**Conjunto de tareas:**
(a) Reproduce con total fidelidad el fragmento del texto sobre los parlamentarios que va desde "Hay casos aislados" hasta "su presencia, aquilatándolos.", incluidas ambas expresiones.
(b) Escribe la continuación del texto sobre los parlamentarios mediocres a partir del punto en que termina.

++++ Texto de la página

Los deshonestos son legión; asaltan el Parlamento para entregarse á especulaciones lucrativas. Venden su voto á empresas que muerden las arcas del Estado; prestigian proyectos de grandes negocios con el erario, cobrando sus discursos á tanto por minuto; pagan con destinos y dádivas oficiales á sus electores; comercian su influencia al menudeo para obtener concesiones en favor de su clientela. Su gestión política suele ser tranquila: un hombre de negocios está siempre con la mayoría. Apoya á todos los gobiernos.

Los serviles merodean por los Congresos en virtud de la flexibilidad de sus espinazos. Lacayos de un grande hombre, ó instrumentos ciegos de su piara, no osan discutir la jefatura del uno ó las consignas de la otra. No se les pide talento, elocuencia ó probidad: basta con la certeza de su panurgismo. Viven de luz ajena, satélites sin calor y sin pensamiento, uncidos al carro de su cacique, dispuestos siempre á batir palmas cuando él habla y á ponerse de pie llegada la hora de una votación.

En las democracias más novicias, llamadas repúblicas por burla, los congresos puéblanse de mansos protegidos de las oligarquías dominantes. Medran piaras sumisas, serviles, incondicionales, afeminadas: las mayorías miran al porquero esperando una guiñada ó una seña. Si alguno se aparta está perdido; los que se rebelan son proscritos sin apelación.

Hay casos aislados de ingenio y de carácter, soñadores de algún apostolado ó representantes de fanatismos colectivos; si el tiempo no los domestica, ellos sirven á los demás, justificándolos con su presencia, aquilatándolos.

Es de ilusos creer que el mérito abre las puertas de los parlamentos envilecidos. Los partidos—ó el gobierno en su nombre—operan una selección entre sus miembros, á expensas del mérito y en favor de la intriga. Un soberano cuantitativo y sin ideales prefiere candidatos que tengan su misma complexión moral: por simpatía y por conveniencia.

Las más abstrusas fórmulas de la química orgánica parecen balbuceos infantiles frente á las vueltacaras del parlamentario mediocre. El desprecio de los hombres probos no le amedrenta jamás. Confía en el rebaño amorfo: el bajo nivel del representante halaga la insensatez del representado. Por eso los inservibles se adaptan maravillosamente á los desiderata del sufragio universal; la grey se prosterna ante los fetiches más huecos y los rellena con su complicada tontería.

++++++++
++++ Datos proporcionados

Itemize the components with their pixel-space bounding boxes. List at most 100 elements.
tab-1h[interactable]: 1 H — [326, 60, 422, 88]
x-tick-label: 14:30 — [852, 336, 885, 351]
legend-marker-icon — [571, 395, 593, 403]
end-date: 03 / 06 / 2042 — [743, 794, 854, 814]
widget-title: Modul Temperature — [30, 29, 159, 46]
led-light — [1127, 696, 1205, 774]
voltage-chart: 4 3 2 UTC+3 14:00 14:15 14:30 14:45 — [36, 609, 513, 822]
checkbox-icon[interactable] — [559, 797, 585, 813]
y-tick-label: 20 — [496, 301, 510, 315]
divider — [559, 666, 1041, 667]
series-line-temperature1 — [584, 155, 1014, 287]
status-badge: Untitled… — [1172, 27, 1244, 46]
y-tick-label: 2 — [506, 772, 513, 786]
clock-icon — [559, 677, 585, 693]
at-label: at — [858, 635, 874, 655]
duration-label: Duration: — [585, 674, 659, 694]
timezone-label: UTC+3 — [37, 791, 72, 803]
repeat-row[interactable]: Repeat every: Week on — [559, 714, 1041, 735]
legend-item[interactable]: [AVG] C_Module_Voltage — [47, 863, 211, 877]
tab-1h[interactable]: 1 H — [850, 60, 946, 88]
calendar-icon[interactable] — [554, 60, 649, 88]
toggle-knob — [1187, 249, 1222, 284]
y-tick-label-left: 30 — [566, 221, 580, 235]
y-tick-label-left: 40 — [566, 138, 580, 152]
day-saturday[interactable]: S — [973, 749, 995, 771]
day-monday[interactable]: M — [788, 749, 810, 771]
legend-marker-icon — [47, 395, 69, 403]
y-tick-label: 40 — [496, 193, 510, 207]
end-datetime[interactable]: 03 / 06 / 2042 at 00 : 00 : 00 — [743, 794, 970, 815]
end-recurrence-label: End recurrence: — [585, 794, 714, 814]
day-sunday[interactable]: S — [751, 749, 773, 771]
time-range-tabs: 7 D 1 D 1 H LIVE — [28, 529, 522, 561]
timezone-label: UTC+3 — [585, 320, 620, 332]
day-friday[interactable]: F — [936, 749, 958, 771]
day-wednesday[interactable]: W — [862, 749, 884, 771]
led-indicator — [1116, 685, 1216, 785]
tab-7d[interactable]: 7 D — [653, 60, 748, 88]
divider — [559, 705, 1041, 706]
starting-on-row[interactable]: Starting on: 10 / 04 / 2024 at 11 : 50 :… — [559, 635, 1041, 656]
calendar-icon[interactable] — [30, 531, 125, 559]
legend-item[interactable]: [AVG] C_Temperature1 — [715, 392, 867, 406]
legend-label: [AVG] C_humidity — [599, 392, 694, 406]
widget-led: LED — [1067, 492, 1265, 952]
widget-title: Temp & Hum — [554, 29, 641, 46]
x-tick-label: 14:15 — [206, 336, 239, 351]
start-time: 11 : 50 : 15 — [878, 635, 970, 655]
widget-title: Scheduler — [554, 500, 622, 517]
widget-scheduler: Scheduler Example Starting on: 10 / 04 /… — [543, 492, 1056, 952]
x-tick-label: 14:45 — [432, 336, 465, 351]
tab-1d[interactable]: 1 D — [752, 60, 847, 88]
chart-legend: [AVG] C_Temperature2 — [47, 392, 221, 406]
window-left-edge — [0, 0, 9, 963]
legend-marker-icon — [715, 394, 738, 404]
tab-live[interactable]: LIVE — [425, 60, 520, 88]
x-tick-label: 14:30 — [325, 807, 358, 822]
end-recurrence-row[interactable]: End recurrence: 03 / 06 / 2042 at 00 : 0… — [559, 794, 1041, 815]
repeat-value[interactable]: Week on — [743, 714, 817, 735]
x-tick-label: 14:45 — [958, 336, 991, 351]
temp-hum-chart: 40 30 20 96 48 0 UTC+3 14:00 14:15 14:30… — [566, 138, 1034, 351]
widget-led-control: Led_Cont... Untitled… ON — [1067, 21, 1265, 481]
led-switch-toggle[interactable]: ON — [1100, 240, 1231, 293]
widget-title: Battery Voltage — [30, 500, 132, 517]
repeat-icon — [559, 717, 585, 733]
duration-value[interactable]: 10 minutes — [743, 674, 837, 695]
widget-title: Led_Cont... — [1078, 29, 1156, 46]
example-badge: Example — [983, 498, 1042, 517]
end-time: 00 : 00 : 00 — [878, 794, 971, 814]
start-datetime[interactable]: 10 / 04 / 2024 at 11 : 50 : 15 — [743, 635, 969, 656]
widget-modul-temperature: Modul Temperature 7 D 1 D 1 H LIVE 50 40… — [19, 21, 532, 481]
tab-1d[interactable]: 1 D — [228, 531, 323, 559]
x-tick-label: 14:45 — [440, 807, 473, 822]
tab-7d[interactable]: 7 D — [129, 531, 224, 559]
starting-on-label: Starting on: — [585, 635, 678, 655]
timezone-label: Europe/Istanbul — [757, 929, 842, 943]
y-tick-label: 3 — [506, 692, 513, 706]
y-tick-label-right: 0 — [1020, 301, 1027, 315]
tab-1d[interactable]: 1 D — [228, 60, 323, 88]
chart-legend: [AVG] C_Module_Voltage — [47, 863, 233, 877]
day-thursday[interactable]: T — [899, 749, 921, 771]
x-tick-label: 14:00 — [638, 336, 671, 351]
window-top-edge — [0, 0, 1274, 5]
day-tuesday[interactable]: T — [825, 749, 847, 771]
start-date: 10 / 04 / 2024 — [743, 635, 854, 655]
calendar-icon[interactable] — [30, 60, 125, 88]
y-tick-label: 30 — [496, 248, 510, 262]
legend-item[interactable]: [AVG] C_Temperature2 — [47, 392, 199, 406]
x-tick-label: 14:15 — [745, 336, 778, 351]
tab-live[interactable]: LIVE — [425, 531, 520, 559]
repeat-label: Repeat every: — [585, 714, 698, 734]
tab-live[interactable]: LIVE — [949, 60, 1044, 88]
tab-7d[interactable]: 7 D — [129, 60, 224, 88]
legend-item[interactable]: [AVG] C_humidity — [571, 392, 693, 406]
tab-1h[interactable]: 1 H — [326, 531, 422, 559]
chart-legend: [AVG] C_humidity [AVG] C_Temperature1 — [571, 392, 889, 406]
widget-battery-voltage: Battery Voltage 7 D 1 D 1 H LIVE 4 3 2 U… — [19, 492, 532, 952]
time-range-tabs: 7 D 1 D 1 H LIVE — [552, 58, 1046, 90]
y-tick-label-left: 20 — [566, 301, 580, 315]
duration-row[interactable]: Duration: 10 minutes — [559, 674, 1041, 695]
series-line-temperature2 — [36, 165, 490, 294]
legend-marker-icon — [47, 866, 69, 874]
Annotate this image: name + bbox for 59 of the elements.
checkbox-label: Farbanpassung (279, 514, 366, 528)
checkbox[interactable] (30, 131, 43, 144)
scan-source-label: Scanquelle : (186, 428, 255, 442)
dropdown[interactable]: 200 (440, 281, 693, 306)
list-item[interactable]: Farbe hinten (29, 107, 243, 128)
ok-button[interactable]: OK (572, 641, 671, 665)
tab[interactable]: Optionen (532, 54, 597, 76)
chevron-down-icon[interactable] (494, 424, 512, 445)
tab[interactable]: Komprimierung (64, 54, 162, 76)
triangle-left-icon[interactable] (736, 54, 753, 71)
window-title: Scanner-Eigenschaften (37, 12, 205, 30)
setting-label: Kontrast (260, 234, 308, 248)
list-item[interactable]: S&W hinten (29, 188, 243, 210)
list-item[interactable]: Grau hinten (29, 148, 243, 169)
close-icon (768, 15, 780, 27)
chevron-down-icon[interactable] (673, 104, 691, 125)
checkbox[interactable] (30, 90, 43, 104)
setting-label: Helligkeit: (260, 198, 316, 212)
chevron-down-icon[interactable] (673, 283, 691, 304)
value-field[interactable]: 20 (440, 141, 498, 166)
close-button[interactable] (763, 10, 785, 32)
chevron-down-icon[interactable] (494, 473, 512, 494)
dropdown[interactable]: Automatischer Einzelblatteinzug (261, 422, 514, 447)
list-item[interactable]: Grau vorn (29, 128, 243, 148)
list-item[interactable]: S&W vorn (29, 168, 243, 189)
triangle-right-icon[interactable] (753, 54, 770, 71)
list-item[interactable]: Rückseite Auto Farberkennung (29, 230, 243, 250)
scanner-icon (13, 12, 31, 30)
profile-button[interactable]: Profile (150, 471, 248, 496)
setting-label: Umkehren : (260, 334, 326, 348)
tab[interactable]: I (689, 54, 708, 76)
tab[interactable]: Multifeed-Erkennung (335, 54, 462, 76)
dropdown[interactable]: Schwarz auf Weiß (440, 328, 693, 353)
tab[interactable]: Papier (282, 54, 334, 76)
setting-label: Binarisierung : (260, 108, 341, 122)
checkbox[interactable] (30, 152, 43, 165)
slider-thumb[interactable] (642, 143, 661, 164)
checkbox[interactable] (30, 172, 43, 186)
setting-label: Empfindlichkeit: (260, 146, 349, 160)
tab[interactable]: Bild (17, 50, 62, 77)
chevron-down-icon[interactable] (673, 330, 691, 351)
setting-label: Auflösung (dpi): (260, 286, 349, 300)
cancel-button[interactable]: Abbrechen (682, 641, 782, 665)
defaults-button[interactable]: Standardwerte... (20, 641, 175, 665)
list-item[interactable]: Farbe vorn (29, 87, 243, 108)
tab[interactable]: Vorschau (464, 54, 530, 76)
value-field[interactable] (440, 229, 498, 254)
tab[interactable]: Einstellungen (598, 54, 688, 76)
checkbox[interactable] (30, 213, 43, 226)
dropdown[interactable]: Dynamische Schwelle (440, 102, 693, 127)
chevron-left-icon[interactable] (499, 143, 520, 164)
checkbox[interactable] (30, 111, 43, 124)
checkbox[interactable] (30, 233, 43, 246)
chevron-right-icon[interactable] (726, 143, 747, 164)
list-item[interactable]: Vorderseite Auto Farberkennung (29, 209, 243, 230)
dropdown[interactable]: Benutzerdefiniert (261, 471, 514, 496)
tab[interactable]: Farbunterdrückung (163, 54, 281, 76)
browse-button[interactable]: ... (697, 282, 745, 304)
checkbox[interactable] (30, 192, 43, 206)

++++++++

**Respuestas dadas:**
(a)
Hay casos aislados de ingenio y de carácter, soñadores de algún apostolado ó representantes de fanatismos colectivos; si el tiempo no los domestica, ellos sirven á los demás, justificándolos con su presencia, aquilatándolos.

(b)
Los cómplices, grandes ó pequeños, aspiran á convertirse en funcionarios. La burocracia es una masonería de voracidades en acecho. Desde que se inventaron los «Derechos del Hombre» todo imbécil los sabe de memoria; un elector considérase apto para cualquier destino en el vastísimo engranaje burocrático, suponiendo que la igualdad ante la ley implica una equivalencia de aptitudes. Ese afán de vivir á expensas del Estado rebaja la dignidad, enseñando que el mérito es inútil frente á la influencia. Cada demócrata que cruza las calles de prisa, preocupado, á pie, en automóvil, de blusa, enguantado, joven, maduro, á cualquier hora, podéis asegurar que está domesticándose, envileciéndose: busca una recomendación ó la lleva en su faltriquera.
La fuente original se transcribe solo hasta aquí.